--- begin Provided information ---

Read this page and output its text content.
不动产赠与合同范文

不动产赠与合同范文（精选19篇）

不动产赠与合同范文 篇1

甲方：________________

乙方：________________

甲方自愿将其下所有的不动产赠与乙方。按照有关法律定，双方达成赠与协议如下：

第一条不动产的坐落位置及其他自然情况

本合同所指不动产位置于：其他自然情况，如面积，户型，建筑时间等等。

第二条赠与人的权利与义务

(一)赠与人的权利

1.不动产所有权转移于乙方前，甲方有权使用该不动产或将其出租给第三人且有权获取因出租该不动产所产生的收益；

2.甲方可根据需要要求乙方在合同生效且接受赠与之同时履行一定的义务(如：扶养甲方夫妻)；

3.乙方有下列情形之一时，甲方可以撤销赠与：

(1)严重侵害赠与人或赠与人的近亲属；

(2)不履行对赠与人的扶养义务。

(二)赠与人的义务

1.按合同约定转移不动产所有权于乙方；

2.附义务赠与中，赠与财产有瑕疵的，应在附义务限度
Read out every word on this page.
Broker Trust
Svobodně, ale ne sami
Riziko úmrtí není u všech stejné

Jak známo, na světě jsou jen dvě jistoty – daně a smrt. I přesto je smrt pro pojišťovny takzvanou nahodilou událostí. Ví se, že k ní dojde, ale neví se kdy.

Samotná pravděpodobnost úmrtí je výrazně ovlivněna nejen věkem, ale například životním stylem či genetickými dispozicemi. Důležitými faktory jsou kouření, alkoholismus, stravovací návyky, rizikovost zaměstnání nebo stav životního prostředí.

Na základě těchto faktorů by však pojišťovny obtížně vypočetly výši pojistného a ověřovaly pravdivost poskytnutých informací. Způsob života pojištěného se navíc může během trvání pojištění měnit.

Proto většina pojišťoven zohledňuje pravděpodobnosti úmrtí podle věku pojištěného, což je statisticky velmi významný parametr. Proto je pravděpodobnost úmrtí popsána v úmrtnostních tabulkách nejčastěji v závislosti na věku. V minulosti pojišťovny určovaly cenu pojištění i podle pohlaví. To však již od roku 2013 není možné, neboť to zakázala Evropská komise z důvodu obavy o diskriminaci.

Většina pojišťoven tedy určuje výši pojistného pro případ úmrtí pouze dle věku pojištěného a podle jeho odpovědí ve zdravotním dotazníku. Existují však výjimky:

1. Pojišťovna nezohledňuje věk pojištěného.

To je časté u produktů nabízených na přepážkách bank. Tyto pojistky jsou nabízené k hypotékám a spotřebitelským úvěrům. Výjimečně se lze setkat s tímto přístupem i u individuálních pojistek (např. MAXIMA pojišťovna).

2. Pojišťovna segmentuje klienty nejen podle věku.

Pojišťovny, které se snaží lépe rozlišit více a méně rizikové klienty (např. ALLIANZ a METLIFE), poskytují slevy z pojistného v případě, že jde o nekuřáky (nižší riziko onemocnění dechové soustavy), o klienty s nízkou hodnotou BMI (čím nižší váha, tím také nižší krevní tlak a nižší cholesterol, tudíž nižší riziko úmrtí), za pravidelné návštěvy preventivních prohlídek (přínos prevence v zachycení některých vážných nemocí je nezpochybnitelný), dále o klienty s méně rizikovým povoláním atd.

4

--- end Provided information ---

### What to do
Write the entire listing out again, word for word.

### Worked solution
Read this page and output its text content.
不动产赠与合同范文

不动产赠与合同范文（精选19篇）

不动产赠与合同范文 篇1

甲方：________________

乙方：________________

甲方自愿将其下所有的不动产赠与乙方。按照有关法律定，双方达成赠与协议如下：

第一条不动产的坐落位置及其他自然情况

本合同所指不动产位置于：其他自然情况，如面积，户型，建筑时间等等。

第二条赠与人的权利与义务

(一)赠与人的权利

1.不动产所有权转移于乙方前，甲方有权使用该不动产或将其出租给第三人且有权获取因出租该不动产所产生的收益；

2.甲方可根据需要要求乙方在合同生效且接受赠与之同时履行一定的义务(如：扶养甲方夫妻)；

3.乙方有下列情形之一时，甲方可以撤销赠与：

(1)严重侵害赠与人或赠与人的近亲属；

(2)不履行对赠与人的扶养义务。

(二)赠与人的义务

1.按合同约定转移不动产所有权于乙方；

2.附义务赠与中，赠与财产有瑕疵的，应在附义务限度
Read out every word on this page.
Broker Trust
Svobodně, ale ne sami
Riziko úmrtí není u všech stejné

Jak známo, na světě jsou jen dvě jistoty – daně a smrt. I přesto je smrt pro pojišťovny takzvanou nahodilou událostí. Ví se, že k ní dojde, ale neví se kdy.

Samotná pravděpodobnost úmrtí je výrazně ovlivněna nejen věkem, ale například životním stylem či genetickými dispozicemi. Důležitými faktory jsou kouření, alkoholismus, stravovací návyky, rizikovost zaměstnání nebo stav životního prostředí.

Na základě těchto faktorů by však pojišťovny obtížně vypočetly výši pojistného a ověřovaly pravdivost poskytnutých informací. Způsob života pojištěného se navíc může během trvání pojištění měnit.

Proto většina pojišťoven zohledňuje pravděpodobnosti úmrtí podle věku pojištěného, což je statisticky velmi významný parametr. Proto je pravděpodobnost úmrtí popsána v úmrtnostních tabulkách nejčastěji v závislosti na věku. V minulosti pojišťovny určovaly cenu pojištění i podle pohlaví. To však již od roku 2013 není možné, neboť to zakázala Evropská komise z důvodu obavy o diskriminaci.

Většina pojišťoven tedy určuje výši pojistného pro případ úmrtí pouze dle věku pojištěného a podle jeho odpovědí ve zdravotním dotazníku. Existují však výjimky:

1. Pojišťovna nezohledňuje věk pojištěného.

To je časté u produktů nabízených na přepážkách bank. Tyto pojistky jsou nabízené k hypotékám a spotřebitelským úvěrům. Výjimečně se lze setkat s tímto přístupem i u individuálních pojistek (např. MAXIMA pojišťovna).

2. Pojišťovna segmentuje klienty nejen podle věku.

Pojišťovny, které se snaží lépe rozlišit více a méně rizikové klienty (např. ALLIANZ a METLIFE), poskytují slevy z pojistného v případě, že jde o nekuřáky (nižší riziko onemocnění dechové soustavy), o klienty s nízkou hodnotou BMI (čím nižší váha, tím také nižší krevní tlak a nižší cholesterol, tudíž nižší riziko úmrtí), za pravidelné návštěvy preventivních prohlídek (přínos prevence v zachycení některých vážných nemocí je nezpochybnitelný), dále o klienty s méně rizikovým povoláním atd.

4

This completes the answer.